TASKS TO PERFORM —
A. According to the review of the novel Rotten, what did JD steal that landed him in juvie for the summer?
B. Write the next part of the review of the novel Rotten, picking up after its last sentence.

TEXT EXCERPT —
———

BOOKS—Rotten, by Michael Northrop

From ANIMAL PEOPLE,  September 2013: (Actually published on October 8,  2013)

Rotten   by Michael Northrop  Scholastic Books (store.scholastic.com),  2013.   256 pages,  hardcover.  $17.99.

As a child I was enthralled by dog stories,  including Eric Knight’s Lassie, Come Home,  Jack London’s Call of the Wild,  and the entire Albert Payson Terhune series of books about collies. My favorite dog stories were set in different places, but had in common dog protagonists whose comfortable bourgeois lives were disrupted,  pitching them,  alone,  into a cruel outer world.  On the surface,  the stories were mainly about dogs,  but the larger message concerned the positive personal attributes that dogs can demonstrate to people.  Decades later,  I was attracted to Rotten,  a book targeting adolescent readers aged 13-17,  by the arresting cover––a frontal image of a Rottweiler. Rotten is narrated from the point of view of the teen protagonist “Jimmer,”  also known as JD.  The narrative opens with his mom meeting JD at a bus station,  after he has spent the summer in “juvie” for having stolen a bottle of expensive perfume as an intended gift for her.

Mom hopes JD will be pleased with the surprise awaiting him at home––a rescue dog,  the first dog they have had.  Explains Mom,  “I thought that he’d be good for you,  and maybe you’d be good for him,  and you could both get new starts.”

Johnny Rotten the Rottweiler presents himself as polite and timid,  but becomes agitated in the presence of strange males.  This is explained as understandable because he has in the past been abused.  Soon JR bites the hand of JD’s teenaged peer Mars.  Established as a shifty scofflaw with an uncertain future,  Mars climbed the fence to reach JR,  and approached him incautiously with hand outstretched. JR’s quick grab-and-release bite draws some blood,  but requires only minimal first aid.

———

[Item position entries]
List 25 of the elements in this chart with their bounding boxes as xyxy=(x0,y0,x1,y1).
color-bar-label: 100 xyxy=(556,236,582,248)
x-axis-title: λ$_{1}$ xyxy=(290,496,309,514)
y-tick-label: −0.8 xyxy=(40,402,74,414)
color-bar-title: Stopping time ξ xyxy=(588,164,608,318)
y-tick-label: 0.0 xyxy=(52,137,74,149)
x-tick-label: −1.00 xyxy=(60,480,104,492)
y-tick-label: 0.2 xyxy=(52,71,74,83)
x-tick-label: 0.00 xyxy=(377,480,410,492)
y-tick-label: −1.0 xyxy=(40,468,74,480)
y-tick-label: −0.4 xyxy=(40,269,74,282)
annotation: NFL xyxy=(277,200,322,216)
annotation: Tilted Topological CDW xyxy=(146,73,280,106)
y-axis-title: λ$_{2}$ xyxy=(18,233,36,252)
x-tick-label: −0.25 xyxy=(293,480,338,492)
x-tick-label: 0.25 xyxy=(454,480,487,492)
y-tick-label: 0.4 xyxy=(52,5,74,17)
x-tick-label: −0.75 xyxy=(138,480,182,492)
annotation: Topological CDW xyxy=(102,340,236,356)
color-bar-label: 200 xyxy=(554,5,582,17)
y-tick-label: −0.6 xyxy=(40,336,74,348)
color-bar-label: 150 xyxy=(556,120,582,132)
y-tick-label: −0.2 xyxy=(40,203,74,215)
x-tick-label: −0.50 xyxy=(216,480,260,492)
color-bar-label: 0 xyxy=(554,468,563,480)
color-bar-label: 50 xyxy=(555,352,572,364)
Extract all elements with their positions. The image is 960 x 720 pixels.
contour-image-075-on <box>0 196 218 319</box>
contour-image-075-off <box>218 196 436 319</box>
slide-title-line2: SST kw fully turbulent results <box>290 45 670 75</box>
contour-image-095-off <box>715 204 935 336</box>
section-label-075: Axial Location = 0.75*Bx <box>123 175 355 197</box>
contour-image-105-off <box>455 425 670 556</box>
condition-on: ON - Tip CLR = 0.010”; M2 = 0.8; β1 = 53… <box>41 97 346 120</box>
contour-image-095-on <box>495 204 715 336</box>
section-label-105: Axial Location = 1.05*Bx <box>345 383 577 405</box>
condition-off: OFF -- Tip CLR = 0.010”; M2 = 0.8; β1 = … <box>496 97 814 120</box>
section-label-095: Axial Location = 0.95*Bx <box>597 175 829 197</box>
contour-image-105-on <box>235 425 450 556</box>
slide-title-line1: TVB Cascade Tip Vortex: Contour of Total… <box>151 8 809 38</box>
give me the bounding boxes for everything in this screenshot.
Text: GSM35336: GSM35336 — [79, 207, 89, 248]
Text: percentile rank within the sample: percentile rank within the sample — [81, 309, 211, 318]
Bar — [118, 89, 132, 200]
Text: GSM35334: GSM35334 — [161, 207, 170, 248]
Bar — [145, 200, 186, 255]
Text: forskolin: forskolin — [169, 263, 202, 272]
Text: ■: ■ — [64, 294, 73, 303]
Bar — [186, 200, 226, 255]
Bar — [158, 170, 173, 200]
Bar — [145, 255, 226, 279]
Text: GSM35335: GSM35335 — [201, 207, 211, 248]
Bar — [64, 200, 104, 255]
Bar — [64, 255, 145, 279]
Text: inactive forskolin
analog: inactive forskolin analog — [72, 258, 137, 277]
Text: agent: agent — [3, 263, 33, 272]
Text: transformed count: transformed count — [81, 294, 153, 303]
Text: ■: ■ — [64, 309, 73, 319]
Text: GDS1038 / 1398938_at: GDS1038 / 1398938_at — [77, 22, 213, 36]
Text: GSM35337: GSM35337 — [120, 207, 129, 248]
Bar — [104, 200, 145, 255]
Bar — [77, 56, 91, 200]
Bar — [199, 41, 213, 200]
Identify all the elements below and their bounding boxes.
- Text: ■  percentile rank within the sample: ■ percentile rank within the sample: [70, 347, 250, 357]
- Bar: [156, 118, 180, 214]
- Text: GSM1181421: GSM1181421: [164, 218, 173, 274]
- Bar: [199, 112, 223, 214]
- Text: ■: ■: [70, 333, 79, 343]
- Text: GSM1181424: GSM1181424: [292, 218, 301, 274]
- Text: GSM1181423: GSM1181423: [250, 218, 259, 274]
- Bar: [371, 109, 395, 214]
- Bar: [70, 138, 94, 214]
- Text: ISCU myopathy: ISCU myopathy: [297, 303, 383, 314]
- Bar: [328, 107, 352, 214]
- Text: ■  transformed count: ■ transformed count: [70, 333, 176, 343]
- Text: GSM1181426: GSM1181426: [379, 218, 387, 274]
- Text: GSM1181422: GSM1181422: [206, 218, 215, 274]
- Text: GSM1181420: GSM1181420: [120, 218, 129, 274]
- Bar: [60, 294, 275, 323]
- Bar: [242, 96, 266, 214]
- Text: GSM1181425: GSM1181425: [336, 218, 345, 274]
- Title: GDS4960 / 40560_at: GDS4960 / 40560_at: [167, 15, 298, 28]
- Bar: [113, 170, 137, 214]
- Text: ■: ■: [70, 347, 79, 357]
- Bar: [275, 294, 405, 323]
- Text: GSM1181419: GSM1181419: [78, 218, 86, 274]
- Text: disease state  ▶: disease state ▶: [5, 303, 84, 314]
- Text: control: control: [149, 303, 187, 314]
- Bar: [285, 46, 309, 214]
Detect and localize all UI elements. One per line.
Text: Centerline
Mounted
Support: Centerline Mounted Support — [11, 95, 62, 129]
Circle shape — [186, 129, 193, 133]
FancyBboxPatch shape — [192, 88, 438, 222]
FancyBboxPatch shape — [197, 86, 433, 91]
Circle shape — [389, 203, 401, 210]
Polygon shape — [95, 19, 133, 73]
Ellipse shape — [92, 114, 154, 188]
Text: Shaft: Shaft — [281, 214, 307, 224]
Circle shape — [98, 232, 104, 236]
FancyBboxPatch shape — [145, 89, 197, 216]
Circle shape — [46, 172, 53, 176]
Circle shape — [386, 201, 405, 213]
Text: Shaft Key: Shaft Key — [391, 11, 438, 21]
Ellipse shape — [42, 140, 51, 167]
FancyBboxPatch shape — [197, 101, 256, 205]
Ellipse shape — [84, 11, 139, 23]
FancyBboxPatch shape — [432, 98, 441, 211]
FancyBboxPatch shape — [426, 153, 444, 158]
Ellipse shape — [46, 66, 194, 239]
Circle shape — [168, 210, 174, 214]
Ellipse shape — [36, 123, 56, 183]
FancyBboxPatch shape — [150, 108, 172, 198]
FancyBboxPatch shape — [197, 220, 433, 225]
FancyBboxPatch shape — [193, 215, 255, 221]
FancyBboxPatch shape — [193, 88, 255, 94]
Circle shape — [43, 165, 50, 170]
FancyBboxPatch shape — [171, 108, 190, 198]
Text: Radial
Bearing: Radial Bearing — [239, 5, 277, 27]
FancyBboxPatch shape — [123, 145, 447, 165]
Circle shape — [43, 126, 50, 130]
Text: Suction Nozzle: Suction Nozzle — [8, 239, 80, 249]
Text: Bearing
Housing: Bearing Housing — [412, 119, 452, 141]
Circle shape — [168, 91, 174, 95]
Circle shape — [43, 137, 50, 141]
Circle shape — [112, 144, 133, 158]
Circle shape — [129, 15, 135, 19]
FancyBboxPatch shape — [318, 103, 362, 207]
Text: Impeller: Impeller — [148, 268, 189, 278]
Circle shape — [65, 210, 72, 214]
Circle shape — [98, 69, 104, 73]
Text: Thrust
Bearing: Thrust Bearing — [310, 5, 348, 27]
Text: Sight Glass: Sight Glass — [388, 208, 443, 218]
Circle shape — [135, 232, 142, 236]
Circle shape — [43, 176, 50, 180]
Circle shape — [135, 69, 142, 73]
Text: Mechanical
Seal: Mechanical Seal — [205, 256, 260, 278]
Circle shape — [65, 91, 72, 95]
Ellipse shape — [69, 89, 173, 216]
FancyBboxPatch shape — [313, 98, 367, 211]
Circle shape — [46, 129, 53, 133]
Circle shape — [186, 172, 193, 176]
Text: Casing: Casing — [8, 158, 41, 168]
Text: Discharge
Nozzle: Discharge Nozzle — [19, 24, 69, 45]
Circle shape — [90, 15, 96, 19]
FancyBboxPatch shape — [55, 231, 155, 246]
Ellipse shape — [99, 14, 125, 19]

———

TASK RESPONSES —
A. A bottle of expensive perfume, which he meant to give his mom as a gift.

B.
But Mars’ parents exploit the situation.  Suddenly Mars is wearing a sling to school and complaining of tingling in his fingers.  A lawsuit looms,  which will not only bankrupt JD’s financially struggling mom,  but–– because JR is a member of a “bully breed”––will likely mean that JR will be killed. All of this is dispassionately explained to JD and his mom by Greg,  Mom’s lawyer brother,  who acts on their behalf,  as he has already done for JD for his theft.

“We could lose the house over this,”  JD realizes. Mars’s allegations are revealed as false through the cleverness of JD’s more respectable pals,  and JR’s life is spared.  Boy and dog are bonded.  JD is restored to favor in decent society,  represented by Janie,  the love interest,  who serves as the novel’s moral center.  Mom’s instinct to rescue a dog that would “rescue” her boy is validated.

But as a critical journalist and mother,  I am struck first by Mom’s fecklessness.

Mom chose JR because he “was so sweet looking,”  but this was after she was informed by the shelter that he had been designated “potentially dangerous.”  This damning fact only comes out late in the book,  and only because Greg dutifully checked the shelter records; Mom had not planned to reveal that she was warned of the risk the dog presented.

Mom’s failure to inquire about breed characteristics, and then her insouciance in setting off to work,  leaving a new dog with a history of abuse alone with a boy who has no previous experience with dogs,  is stunningly irresponsible.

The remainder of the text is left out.